* **EXERCISE REQUIREMENTS**
Your task is to copy every record exactly.

————————

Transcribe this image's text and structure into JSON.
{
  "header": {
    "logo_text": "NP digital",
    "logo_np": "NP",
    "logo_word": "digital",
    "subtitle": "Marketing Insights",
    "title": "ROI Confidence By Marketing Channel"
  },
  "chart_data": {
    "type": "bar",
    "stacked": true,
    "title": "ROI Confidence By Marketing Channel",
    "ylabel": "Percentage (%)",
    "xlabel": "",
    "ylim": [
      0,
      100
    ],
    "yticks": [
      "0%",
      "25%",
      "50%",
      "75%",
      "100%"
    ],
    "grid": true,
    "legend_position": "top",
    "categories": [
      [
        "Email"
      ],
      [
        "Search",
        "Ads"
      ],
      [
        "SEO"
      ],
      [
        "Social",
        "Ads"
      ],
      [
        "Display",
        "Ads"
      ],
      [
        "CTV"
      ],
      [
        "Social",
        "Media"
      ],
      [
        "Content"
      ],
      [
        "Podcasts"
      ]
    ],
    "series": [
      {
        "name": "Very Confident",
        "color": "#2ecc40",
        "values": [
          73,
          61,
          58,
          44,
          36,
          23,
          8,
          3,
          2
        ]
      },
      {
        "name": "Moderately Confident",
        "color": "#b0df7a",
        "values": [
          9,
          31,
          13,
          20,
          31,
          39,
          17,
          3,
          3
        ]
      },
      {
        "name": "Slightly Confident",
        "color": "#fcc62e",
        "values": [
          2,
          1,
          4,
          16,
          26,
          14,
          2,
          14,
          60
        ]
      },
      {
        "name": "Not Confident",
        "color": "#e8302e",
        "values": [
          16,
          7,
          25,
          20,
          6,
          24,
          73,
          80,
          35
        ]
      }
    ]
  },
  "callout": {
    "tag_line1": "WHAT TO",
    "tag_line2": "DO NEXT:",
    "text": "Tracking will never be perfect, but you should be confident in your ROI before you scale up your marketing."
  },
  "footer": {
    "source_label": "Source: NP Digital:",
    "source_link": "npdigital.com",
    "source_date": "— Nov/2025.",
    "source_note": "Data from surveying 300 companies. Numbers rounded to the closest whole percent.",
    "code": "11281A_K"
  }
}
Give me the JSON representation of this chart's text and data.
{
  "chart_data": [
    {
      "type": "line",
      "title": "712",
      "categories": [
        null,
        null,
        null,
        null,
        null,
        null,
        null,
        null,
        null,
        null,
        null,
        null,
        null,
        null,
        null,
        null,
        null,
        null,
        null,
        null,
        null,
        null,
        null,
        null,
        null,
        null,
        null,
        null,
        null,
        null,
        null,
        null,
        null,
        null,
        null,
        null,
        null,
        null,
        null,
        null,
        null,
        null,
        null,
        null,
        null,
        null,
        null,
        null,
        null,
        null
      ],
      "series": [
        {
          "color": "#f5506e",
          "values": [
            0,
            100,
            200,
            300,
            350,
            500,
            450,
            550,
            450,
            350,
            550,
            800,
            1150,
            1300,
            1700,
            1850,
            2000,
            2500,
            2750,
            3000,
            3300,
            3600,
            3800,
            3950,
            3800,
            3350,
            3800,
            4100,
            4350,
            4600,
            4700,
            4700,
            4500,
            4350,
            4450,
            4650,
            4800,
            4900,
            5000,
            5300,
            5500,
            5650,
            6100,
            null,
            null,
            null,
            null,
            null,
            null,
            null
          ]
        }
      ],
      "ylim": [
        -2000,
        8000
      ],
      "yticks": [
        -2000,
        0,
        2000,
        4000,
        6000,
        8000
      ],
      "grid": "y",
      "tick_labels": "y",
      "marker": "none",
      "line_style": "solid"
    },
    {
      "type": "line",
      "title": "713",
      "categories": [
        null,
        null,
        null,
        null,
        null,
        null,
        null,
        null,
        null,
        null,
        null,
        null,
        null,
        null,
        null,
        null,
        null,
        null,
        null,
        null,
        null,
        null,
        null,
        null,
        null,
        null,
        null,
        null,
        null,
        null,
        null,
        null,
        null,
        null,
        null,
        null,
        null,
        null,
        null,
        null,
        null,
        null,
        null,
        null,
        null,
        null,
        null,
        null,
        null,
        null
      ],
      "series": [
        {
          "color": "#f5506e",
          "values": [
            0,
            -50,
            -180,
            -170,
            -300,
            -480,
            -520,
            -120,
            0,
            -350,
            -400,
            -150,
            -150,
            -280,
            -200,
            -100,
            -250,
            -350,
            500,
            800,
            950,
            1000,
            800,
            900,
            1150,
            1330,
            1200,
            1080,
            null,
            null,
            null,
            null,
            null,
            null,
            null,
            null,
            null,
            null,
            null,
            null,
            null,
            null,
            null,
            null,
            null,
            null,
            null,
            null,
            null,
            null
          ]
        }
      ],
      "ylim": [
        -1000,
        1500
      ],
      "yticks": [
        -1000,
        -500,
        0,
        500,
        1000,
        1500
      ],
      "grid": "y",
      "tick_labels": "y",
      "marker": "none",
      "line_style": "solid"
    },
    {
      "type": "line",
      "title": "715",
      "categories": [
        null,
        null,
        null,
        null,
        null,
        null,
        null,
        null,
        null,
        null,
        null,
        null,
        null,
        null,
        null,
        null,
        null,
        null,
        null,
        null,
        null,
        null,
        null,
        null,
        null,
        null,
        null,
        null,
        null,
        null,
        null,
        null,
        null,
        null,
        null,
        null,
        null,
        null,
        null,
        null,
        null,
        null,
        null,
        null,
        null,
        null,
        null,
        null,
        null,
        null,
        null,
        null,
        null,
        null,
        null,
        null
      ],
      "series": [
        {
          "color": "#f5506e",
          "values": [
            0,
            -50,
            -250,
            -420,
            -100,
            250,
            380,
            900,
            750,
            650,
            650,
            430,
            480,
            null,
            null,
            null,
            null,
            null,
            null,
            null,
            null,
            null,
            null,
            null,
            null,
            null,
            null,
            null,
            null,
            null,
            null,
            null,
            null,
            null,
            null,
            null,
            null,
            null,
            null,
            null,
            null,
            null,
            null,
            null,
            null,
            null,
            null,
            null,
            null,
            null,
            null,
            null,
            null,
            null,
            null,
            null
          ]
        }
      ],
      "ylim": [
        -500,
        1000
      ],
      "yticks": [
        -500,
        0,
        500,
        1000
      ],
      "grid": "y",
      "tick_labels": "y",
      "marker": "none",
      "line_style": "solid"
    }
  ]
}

————————

* **FULL ANSWER**
Transcribe this image's text and structure into JSON.
{
  "header": {
    "logo_text": "NP digital",
    "logo_np": "NP",
    "logo_word": "digital",
    "subtitle": "Marketing Insights",
    "title": "ROI Confidence By Marketing Channel"
  },
  "chart_data": {
    "type": "bar",
    "stacked": true,
    "title": "ROI Confidence By Marketing Channel",
    "ylabel": "Percentage (%)",
    "xlabel": "",
    "ylim": [
      0,
      100
    ],
    "yticks": [
      "0%",
      "25%",
      "50%",
      "75%",
      "100%"
    ],
    "grid": true,
    "legend_position": "top",
    "categories": [
      [
        "Email"
      ],
      [
        "Search",
        "Ads"
      ],
      [
        "SEO"
      ],
      [
        "Social",
        "Ads"
      ],
      [
        "Display",
        "Ads"
      ],
      [
        "CTV"
      ],
      [
        "Social",
        "Media"
      ],
      [
        "Content"
      ],
      [
        "Podcasts"
      ]
    ],
    "series": [
      {
        "name": "Very Confident",
        "color": "#2ecc40",
        "values": [
          73,
          61,
          58,
          44,
          36,
          23,
          8,
          3,
          2
        ]
      },
      {
        "name": "Moderately Confident",
        "color": "#b0df7a",
        "values": [
          9,
          31,
          13,
          20,
          31,
          39,
          17,
          3,
          3
        ]
      },
      {
        "name": "Slightly Confident",
        "color": "#fcc62e",
        "values": [
          2,
          1,
          4,
          16,
          26,
          14,
          2,
          14,
          60
        ]
      },
      {
        "name": "Not Confident",
        "color": "#e8302e",
        "values": [
          16,
          7,
          25,
          20,
          6,
          24,
          73,
          80,
          35
        ]
      }
    ]
  },
  "callout": {
    "tag_line1": "WHAT TO",
    "tag_line2": "DO NEXT:",
    "text": "Tracking will never be perfect, but you should be confident in your ROI before you scale up your marketing."
  },
  "footer": {
    "source_label": "Source: NP Digital:",
    "source_link": "npdigital.com",
    "source_date": "— Nov/2025.",
    "source_note": "Data from surveying 300 companies. Numbers rounded to the closest whole percent.",
    "code": "11281A_K"
  }
}
Give me the JSON representation of this chart's text and data.
{
  "chart_data": [
    {
      "type": "line",
      "title": "712",
      "categories": [
        null,
        null,
        null,
        null,
        null,
        null,
        null,
        null,
        null,
        null,
        null,
        null,
        null,
        null,
        null,
        null,
        null,
        null,
        null,
        null,
        null,
        null,
        null,
        null,
        null,
        null,
        null,
        null,
        null,
        null,
        null,
        null,
        null,
        null,
        null,
        null,
        null,
        null,
        null,
        null,
        null,
        null,
        null,
        null,
        null,
        null,
        null,
        null,
        null,
        null
      ],
      "series": [
        {
          "color": "#f5506e",
          "values": [
            0,
            100,
            200,
            300,
            350,
            500,
            450,
            550,
            450,
            350,
            550,
            800,
            1150,
            1300,
            1700,
            1850,
            2000,
            2500,
            2750,
            3000,
            3300,
            3600,
            3800,
            3950,
            3800,
            3350,
            3800,
            4100,
            4350,
            4600,
            4700,
            4700,
            4500,
            4350,
            4450,
            4650,
            4800,
            4900,
            5000,
            5300,
            5500,
            5650,
            6100,
            null,
            null,
            null,
            null,
            null,
            null,
            null
          ]
        }
      ],
      "ylim": [
        -2000,
        8000
      ],
      "yticks": [
        -2000,
        0,
        2000,
        4000,
        6000,
        8000
      ],
      "grid": "y",
      "tick_labels": "y",
      "marker": "none",
      "line_style": "solid"
    },
    {
      "type": "line",
      "title": "713",
      "categories": [
        null,
        null,
        null,
        null,
        null,
        null,
        null,
        null,
        null,
        null,
        null,
        null,
        null,
        null,
        null,
        null,
        null,
        null,
        null,
        null,
        null,
        null,
        null,
        null,
        null,
        null,
        null,
        null,
        null,
        null,
        null,
        null,
        null,
        null,
        null,
        null,
        null,
        null,
        null,
        null,
        null,
        null,
        null,
        null,
        null,
        null,
        null,
        null,
        null,
        null
      ],
      "series": [
        {
          "color": "#f5506e",
          "values": [
            0,
            -50,
            -180,
            -170,
            -300,
            -480,
            -520,
            -120,
            0,
            -350,
            -400,
            -150,
            -150,
            -280,
            -200,
            -100,
            -250,
            -350,
            500,
            800,
            950,
            1000,
            800,
            900,
            1150,
            1330,
            1200,
            1080,
            null,
            null,
            null,
            null,
            null,
            null,
            null,
            null,
            null,
            null,
            null,
            null,
            null,
            null,
            null,
            null,
            null,
            null,
            null,
            null,
            null,
            null
          ]
        }
      ],
      "ylim": [
        -1000,
        1500
      ],
      "yticks": [
        -1000,
        -500,
        0,
        500,
        1000,
        1500
      ],
      "grid": "y",
      "tick_labels": "y",
      "marker": "none",
      "line_style": "solid"
    },
    {
      "type": "line",
      "title": "715",
      "categories": [
        null,
        null,
        null,
        null,
        null,
        null,
        null,
        null,
        null,
        null,
        null,
        null,
        null,
        null,
        null,
        null,
        null,
        null,
        null,
        null,
        null,
        null,
        null,
        null,
        null,
        null,
        null,
        null,
        null,
        null,
        null,
        null,
        null,
        null,
        null,
        null,
        null,
        null,
        null,
        null,
        null,
        null,
        null,
        null,
        null,
        null,
        null,
        null,
        null,
        null,
        null,
        null,
        null,
        null,
        null,
        null
      ],
      "series": [
        {
          "color": "#f5506e",
          "values": [
            0,
            -50,
            -250,
            -420,
            -100,
            250,
            380,
            900,
            750,
            650,
            650,
            430,
            480,
            null,
            null,
            null,
            null,
            null,
            null,
            null,
            null,
            null,
            null,
            null,
            null,
            null,
            null,
            null,
            null,
            null,
            null,
            null,
            null,
            null,
            null,
            null,
            null,
            null,
            null,
            null,
            null,
            null,
            null,
            null,
            null,
            null,
            null,
            null,
            null,
            null,
            null,
            null,
            null,
            null,
            null,
            null
          ]
        }
      ],
      "ylim": [
        -500,
        1000
      ],
      "yticks": [
        -500,
        0,
        500,
        1000
      ],
      "grid": "y",
      "tick_labels": "y",
      "marker": "none",
      "line_style": "solid"
    }
  ]
}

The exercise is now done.